- _WRITTEN TASK_
Quote the whole listing verbatim.

Entries taken from a collection:
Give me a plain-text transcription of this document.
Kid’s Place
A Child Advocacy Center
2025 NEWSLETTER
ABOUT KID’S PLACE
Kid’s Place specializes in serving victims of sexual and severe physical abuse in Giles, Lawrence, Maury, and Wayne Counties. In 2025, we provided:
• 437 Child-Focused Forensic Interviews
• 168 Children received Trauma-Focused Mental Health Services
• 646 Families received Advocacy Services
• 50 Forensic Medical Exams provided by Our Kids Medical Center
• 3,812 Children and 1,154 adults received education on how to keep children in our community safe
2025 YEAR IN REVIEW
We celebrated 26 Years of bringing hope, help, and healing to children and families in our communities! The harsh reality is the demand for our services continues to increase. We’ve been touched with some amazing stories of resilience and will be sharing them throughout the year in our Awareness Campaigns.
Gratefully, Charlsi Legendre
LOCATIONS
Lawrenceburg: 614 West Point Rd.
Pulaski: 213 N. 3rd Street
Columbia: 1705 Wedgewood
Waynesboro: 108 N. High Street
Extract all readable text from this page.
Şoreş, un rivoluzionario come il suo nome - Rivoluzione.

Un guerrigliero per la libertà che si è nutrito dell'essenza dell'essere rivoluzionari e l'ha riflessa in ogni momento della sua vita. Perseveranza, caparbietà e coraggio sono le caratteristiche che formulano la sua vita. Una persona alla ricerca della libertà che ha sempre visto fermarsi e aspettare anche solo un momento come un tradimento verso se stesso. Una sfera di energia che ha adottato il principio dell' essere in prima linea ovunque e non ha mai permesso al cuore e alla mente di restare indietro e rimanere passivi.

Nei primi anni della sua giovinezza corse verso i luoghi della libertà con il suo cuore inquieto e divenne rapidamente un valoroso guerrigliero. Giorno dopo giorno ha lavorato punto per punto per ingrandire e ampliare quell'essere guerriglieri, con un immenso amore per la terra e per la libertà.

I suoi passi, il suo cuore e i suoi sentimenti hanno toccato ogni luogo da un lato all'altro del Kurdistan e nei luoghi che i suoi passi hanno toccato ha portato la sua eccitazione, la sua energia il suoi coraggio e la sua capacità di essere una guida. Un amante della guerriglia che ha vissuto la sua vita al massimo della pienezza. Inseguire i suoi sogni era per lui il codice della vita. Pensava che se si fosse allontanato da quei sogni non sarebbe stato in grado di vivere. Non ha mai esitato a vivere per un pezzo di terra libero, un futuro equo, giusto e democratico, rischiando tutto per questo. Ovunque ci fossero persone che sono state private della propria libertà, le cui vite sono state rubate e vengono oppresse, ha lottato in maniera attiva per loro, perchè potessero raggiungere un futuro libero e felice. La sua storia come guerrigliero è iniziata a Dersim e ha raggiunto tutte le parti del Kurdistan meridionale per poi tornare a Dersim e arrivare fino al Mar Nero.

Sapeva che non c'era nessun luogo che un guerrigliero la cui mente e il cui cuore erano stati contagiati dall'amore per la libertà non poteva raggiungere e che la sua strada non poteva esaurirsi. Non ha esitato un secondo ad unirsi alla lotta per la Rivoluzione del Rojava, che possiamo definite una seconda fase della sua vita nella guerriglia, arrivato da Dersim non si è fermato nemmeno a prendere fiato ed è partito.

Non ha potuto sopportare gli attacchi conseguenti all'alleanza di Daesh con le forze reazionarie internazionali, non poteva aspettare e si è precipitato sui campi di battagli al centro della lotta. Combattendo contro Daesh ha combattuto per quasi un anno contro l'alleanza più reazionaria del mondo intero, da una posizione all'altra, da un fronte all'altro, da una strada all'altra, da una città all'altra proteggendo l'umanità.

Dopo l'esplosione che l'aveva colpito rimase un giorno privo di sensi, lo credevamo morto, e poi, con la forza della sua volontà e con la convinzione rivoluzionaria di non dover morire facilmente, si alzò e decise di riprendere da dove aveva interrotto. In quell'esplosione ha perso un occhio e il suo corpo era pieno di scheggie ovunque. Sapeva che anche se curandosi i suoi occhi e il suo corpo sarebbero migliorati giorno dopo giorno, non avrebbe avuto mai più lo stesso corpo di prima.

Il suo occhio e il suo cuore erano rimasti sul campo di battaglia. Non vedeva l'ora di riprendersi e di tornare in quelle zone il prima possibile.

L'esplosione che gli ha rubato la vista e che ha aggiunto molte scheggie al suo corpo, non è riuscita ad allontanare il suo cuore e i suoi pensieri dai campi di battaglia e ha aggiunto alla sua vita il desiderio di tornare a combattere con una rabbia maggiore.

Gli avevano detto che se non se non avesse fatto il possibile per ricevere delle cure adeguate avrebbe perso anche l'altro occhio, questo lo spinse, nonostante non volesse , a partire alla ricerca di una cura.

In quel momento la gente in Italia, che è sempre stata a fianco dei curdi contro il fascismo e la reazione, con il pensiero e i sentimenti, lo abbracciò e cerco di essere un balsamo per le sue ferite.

- _FINAL ANSWER_
Give me a plain-text transcription of this document.
Kid’s Place
A Child Advocacy Center
2025 NEWSLETTER
ABOUT KID’S PLACE
Kid’s Place specializes in serving victims of sexual and severe physical abuse in Giles, Lawrence, Maury, and Wayne Counties. In 2025, we provided:
• 437 Child-Focused Forensic Interviews
• 168 Children received Trauma-Focused Mental Health Services
• 646 Families received Advocacy Services
• 50 Forensic Medical Exams provided by Our Kids Medical Center
• 3,812 Children and 1,154 adults received education on how to keep children in our community safe
2025 YEAR IN REVIEW
We celebrated 26 Years of bringing hope, help, and healing to children and families in our communities! The harsh reality is the demand for our services continues to increase. We’ve been touched with some amazing stories of resilience and will be sharing them throughout the year in our Awareness Campaigns.
Gratefully, Charlsi Legendre
LOCATIONS
Lawrenceburg: 614 West Point Rd.
Pulaski: 213 N. 3rd Street
Columbia: 1705 Wedgewood
Waynesboro: 108 N. High Street
Extract all readable text from this page.
Şoreş, un rivoluzionario come il suo nome - Rivoluzione.

Un guerrigliero per la libertà che si è nutrito dell'essenza dell'essere rivoluzionari e l'ha riflessa in ogni momento della sua vita. Perseveranza, caparbietà e coraggio sono le caratteristiche che formulano la sua vita. Una persona alla ricerca della libertà che ha sempre visto fermarsi e aspettare anche solo un momento come un tradimento verso se stesso. Una sfera di energia che ha adottato il principio dell' essere in prima linea ovunque e non ha mai permesso al cuore e alla mente di restare indietro e rimanere passivi.

Nei primi anni della sua giovinezza corse verso i luoghi della libertà con il suo cuore inquieto e divenne rapidamente un valoroso guerrigliero. Giorno dopo giorno ha lavorato punto per punto per ingrandire e ampliare quell'essere guerriglieri, con un immenso amore per la terra e per la libertà.

I suoi passi, il suo cuore e i suoi sentimenti hanno toccato ogni luogo da un lato all'altro del Kurdistan e nei luoghi che i suoi passi hanno toccato ha portato la sua eccitazione, la sua energia il suoi coraggio e la sua capacità di essere una guida. Un amante della guerriglia che ha vissuto la sua vita al massimo della pienezza. Inseguire i suoi sogni era per lui il codice della vita. Pensava che se si fosse allontanato da quei sogni non sarebbe stato in grado di vivere. Non ha mai esitato a vivere per un pezzo di terra libero, un futuro equo, giusto e democratico, rischiando tutto per questo. Ovunque ci fossero persone che sono state private della propria libertà, le cui vite sono state rubate e vengono oppresse, ha lottato in maniera attiva per loro, perchè potessero raggiungere un futuro libero e felice. La sua storia come guerrigliero è iniziata a Dersim e ha raggiunto tutte le parti del Kurdistan meridionale per poi tornare a Dersim e arrivare fino al Mar Nero.

Sapeva che non c'era nessun luogo che un guerrigliero la cui mente e il cui cuore erano stati contagiati dall'amore per la libertà non poteva raggiungere e che la sua strada non poteva esaurirsi. Non ha esitato un secondo ad unirsi alla lotta per la Rivoluzione del Rojava, che possiamo definite una seconda fase della sua vita nella guerriglia, arrivato da Dersim non si è fermato nemmeno a prendere fiato ed è partito.

Non ha potuto sopportare gli attacchi conseguenti all'alleanza di Daesh con le forze reazionarie internazionali, non poteva aspettare e si è precipitato sui campi di battagli al centro della lotta. Combattendo contro Daesh ha combattuto per quasi un anno contro l'alleanza più reazionaria del mondo intero, da una posizione all'altra, da un fronte all'altro, da una strada all'altra, da una città all'altra proteggendo l'umanità.

Dopo l'esplosione che l'aveva colpito rimase un giorno privo di sensi, lo credevamo morto, e poi, con la forza della sua volontà e con la convinzione rivoluzionaria di non dover morire facilmente, si alzò e decise di riprendere da dove aveva interrotto. In quell'esplosione ha perso un occhio e il suo corpo era pieno di scheggie ovunque. Sapeva che anche se curandosi i suoi occhi e il suo corpo sarebbero migliorati giorno dopo giorno, non avrebbe avuto mai più lo stesso corpo di prima.

Il suo occhio e il suo cuore erano rimasti sul campo di battaglia. Non vedeva l'ora di riprendersi e di tornare in quelle zone il prima possibile.

L'esplosione che gli ha rubato la vista e che ha aggiunto molte scheggie al suo corpo, non è riuscita ad allontanare il suo cuore e i suoi pensieri dai campi di battaglia e ha aggiunto alla sua vita il desiderio di tornare a combattere con una rabbia maggiore.

Gli avevano detto che se non se non avesse fatto il possibile per ricevere delle cure adeguate avrebbe perso anche l'altro occhio, questo lo spinse, nonostante non volesse , a partire alla ricerca di una cura.

In quel momento la gente in Italia, che è sempre stata a fianco dei curdi contro il fascismo e la reazione, con il pensiero e i sentimenti, lo abbracciò e cerco di essere un balsamo per le sue ferite.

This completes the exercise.